*Goal*: Every record that follows should be printed verbatim.
----------------------------------------
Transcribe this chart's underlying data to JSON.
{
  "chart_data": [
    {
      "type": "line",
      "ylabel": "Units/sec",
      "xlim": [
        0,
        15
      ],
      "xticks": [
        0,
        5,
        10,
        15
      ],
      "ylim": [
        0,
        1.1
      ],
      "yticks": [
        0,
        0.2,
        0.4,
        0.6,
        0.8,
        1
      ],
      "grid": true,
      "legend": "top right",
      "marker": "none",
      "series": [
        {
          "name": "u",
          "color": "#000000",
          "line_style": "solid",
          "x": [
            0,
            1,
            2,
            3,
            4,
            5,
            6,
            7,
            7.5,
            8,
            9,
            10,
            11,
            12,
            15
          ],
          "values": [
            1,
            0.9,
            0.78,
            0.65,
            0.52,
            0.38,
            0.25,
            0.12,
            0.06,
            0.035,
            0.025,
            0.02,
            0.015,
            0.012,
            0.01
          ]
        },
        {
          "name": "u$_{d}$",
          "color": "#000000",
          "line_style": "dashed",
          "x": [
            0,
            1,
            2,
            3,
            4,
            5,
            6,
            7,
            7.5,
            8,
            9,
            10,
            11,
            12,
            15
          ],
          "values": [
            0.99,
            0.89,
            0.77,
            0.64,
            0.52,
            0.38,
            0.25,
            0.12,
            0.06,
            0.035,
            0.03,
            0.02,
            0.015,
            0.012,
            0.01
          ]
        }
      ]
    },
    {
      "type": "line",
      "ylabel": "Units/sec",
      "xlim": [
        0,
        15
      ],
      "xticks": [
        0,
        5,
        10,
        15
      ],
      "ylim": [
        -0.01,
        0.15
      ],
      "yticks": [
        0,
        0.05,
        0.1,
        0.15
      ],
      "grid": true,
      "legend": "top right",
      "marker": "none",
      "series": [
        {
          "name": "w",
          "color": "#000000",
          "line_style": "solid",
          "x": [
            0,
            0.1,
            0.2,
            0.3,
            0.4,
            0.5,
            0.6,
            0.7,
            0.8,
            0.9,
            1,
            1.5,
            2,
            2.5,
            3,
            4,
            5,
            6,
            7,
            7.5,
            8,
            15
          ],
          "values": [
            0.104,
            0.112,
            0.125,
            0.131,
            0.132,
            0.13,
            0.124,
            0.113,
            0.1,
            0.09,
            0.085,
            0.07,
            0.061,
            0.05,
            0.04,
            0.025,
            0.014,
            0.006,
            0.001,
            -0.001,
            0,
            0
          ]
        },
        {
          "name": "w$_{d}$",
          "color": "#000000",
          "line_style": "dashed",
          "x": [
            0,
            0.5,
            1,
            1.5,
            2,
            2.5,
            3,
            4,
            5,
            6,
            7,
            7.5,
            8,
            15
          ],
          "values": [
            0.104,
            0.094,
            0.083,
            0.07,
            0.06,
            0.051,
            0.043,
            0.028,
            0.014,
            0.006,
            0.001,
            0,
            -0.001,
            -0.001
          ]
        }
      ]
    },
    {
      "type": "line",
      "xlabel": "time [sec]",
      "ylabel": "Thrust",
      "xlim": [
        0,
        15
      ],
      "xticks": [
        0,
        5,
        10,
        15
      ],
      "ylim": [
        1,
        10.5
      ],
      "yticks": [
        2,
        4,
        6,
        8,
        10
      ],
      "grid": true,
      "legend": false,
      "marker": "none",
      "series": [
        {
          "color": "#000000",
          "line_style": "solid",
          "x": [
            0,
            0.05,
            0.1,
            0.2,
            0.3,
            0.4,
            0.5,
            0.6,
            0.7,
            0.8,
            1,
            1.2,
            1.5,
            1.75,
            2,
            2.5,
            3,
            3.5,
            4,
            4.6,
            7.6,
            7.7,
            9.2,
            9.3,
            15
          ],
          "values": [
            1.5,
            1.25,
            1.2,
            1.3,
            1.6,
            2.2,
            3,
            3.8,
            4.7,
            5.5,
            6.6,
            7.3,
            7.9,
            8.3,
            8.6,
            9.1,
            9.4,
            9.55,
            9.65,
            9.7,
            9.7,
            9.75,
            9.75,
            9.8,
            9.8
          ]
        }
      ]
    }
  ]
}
----------------------------------------
*Finished answer*:
Transcribe this chart's underlying data to JSON.
{
  "chart_data": [
    {
      "type": "line",
      "ylabel": "Units/sec",
      "xlim": [
        0,
        15
      ],
      "xticks": [
        0,
        5,
        10,
        15
      ],
      "ylim": [
        0,
        1.1
      ],
      "yticks": [
        0,
        0.2,
        0.4,
        0.6,
        0.8,
        1
      ],
      "grid": true,
      "legend": "top right",
      "marker": "none",
      "series": [
        {
          "name": "u",
          "color": "#000000",
          "line_style": "solid",
          "x": [
            0,
            1,
            2,
            3,
            4,
            5,
            6,
            7,
            7.5,
            8,
            9,
            10,
            11,
            12,
            15
          ],
          "values": [
            1,
            0.9,
            0.78,
            0.65,
            0.52,
            0.38,
            0.25,
            0.12,
            0.06,
            0.035,
            0.025,
            0.02,
            0.015,
            0.012,
            0.01
          ]
        },
        {
          "name": "u$_{d}$",
          "color": "#000000",
          "line_style": "dashed",
          "x": [
            0,
            1,
            2,
            3,
            4,
            5,
            6,
            7,
            7.5,
            8,
            9,
            10,
            11,
            12,
            15
          ],
          "values": [
            0.99,
            0.89,
            0.77,
            0.64,
            0.52,
            0.38,
            0.25,
            0.12,
            0.06,
            0.035,
            0.03,
            0.02,
            0.015,
            0.012,
            0.01
          ]
        }
      ]
    },
    {
      "type": "line",
      "ylabel": "Units/sec",
      "xlim": [
        0,
        15
      ],
      "xticks": [
        0,
        5,
        10,
        15
      ],
      "ylim": [
        -0.01,
        0.15
      ],
      "yticks": [
        0,
        0.05,
        0.1,
        0.15
      ],
      "grid": true,
      "legend": "top right",
      "marker": "none",
      "series": [
        {
          "name": "w",
          "color": "#000000",
          "line_style": "solid",
          "x": [
            0,
            0.1,
            0.2,
            0.3,
            0.4,
            0.5,
            0.6,
            0.7,
            0.8,
            0.9,
            1,
            1.5,
            2,
            2.5,
            3,
            4,
            5,
            6,
            7,
            7.5,
            8,
            15
          ],
          "values": [
            0.104,
            0.112,
            0.125,
            0.131,
            0.132,
            0.13,
            0.124,
            0.113,
            0.1,
            0.09,
            0.085,
            0.07,
            0.061,
            0.05,
            0.04,
            0.025,
            0.014,
            0.006,
            0.001,
            -0.001,
            0,
            0
          ]
        },
        {
          "name": "w$_{d}$",
          "color": "#000000",
          "line_style": "dashed",
          "x": [
            0,
            0.5,
            1,
            1.5,
            2,
            2.5,
            3,
            4,
            5,
            6,
            7,
            7.5,
            8,
            15
          ],
          "values": [
            0.104,
            0.094,
            0.083,
            0.07,
            0.06,
            0.051,
            0.043,
            0.028,
            0.014,
            0.006,
            0.001,
            0,
            -0.001,
            -0.001
          ]
        }
      ]
    },
    {
      "type": "line",
      "xlabel": "time [sec]",
      "ylabel": "Thrust",
      "xlim": [
        0,
        15
      ],
      "xticks": [
        0,
        5,
        10,
        15
      ],
      "ylim": [
        1,
        10.5
      ],
      "yticks": [
        2,
        4,
        6,
        8,
        10
      ],
      "grid": true,
      "legend": false,
      "marker": "none",
      "series": [
        {
          "color": "#000000",
          "line_style": "solid",
          "x": [
            0,
            0.05,
            0.1,
            0.2,
            0.3,
            0.4,
            0.5,
            0.6,
            0.7,
            0.8,
            1,
            1.2,
            1.5,
            1.75,
            2,
            2.5,
            3,
            3.5,
            4,
            4.6,
            7.6,
            7.7,
            9.2,
            9.3,
            15
          ],
          "values": [
            1.5,
            1.25,
            1.2,
            1.3,
            1.6,
            2.2,
            3,
            3.8,
            4.7,
            5.5,
            6.6,
            7.3,
            7.9,
            8.3,
            8.6,
            9.1,
            9.4,
            9.55,
            9.65,
            9.7,
            9.7,
            9.75,
            9.75,
            9.8,
            9.8
          ]
        }
      ]
    }
  ]
}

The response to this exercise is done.